## Written task
State only how many lines contain the string "biberons".

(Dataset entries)

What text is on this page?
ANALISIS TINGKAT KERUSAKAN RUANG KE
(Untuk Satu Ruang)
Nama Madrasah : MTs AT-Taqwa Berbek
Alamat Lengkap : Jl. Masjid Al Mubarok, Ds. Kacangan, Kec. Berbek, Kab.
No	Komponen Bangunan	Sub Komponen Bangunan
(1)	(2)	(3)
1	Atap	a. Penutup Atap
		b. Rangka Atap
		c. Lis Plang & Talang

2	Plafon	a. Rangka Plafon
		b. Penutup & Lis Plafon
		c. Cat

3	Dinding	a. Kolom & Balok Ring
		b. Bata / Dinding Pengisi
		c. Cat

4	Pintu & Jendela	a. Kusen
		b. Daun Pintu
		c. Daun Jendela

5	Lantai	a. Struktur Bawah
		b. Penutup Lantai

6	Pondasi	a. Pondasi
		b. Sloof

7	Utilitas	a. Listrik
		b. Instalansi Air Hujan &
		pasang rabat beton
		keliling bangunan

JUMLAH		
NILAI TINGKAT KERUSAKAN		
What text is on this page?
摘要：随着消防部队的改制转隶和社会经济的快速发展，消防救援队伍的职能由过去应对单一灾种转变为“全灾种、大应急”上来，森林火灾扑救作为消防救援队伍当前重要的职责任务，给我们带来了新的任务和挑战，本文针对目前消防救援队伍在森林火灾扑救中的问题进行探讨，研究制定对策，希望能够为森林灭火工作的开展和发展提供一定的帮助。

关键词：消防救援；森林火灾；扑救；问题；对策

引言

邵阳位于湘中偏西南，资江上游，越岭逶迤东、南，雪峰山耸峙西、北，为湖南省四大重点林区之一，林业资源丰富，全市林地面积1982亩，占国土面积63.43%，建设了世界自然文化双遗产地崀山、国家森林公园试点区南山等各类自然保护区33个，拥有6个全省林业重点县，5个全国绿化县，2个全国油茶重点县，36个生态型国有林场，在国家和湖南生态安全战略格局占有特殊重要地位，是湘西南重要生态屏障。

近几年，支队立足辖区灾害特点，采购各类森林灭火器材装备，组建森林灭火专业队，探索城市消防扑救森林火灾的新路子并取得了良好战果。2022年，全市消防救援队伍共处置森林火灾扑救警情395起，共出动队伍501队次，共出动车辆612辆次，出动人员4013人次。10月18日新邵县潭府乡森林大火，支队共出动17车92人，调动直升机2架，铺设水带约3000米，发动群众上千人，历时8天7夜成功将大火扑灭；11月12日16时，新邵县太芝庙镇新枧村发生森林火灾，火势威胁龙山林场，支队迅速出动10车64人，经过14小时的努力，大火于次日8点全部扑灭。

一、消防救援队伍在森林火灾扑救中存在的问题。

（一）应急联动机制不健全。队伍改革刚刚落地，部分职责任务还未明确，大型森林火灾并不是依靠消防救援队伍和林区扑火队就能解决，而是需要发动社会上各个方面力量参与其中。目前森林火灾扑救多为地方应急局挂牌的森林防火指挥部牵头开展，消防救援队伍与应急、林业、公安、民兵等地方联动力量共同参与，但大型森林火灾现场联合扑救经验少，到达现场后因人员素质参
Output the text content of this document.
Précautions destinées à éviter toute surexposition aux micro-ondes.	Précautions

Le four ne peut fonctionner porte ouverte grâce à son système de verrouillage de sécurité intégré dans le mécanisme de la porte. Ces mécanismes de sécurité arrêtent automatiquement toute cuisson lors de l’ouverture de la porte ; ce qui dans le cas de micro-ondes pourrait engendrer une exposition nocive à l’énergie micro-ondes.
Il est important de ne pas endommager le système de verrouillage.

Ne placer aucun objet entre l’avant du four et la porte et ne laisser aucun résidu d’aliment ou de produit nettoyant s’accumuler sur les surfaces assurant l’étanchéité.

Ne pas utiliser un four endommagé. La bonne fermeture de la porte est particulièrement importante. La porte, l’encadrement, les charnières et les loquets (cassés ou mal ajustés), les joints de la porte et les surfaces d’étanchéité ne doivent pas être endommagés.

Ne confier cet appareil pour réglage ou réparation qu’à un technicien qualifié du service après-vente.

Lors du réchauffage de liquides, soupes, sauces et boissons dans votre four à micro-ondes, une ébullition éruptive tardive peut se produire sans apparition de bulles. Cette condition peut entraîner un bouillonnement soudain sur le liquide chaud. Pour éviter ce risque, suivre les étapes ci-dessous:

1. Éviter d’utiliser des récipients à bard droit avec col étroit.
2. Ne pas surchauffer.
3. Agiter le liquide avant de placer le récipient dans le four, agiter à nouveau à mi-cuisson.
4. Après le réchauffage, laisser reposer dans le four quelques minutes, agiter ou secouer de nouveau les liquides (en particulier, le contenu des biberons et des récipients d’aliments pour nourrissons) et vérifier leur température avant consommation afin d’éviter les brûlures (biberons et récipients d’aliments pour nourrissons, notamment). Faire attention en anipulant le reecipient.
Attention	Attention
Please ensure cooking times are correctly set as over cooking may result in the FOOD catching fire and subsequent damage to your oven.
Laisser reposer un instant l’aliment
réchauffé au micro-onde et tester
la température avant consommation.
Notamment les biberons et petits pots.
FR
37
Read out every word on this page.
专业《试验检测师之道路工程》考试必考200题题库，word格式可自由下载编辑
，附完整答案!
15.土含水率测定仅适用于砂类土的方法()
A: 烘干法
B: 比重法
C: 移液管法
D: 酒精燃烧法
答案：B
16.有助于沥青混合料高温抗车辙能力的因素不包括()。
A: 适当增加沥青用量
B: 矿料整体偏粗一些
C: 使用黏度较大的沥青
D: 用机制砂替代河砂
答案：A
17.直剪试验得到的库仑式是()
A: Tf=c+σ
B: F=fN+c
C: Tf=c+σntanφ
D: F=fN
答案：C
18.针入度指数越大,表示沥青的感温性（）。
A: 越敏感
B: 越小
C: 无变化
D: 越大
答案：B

## Task result
2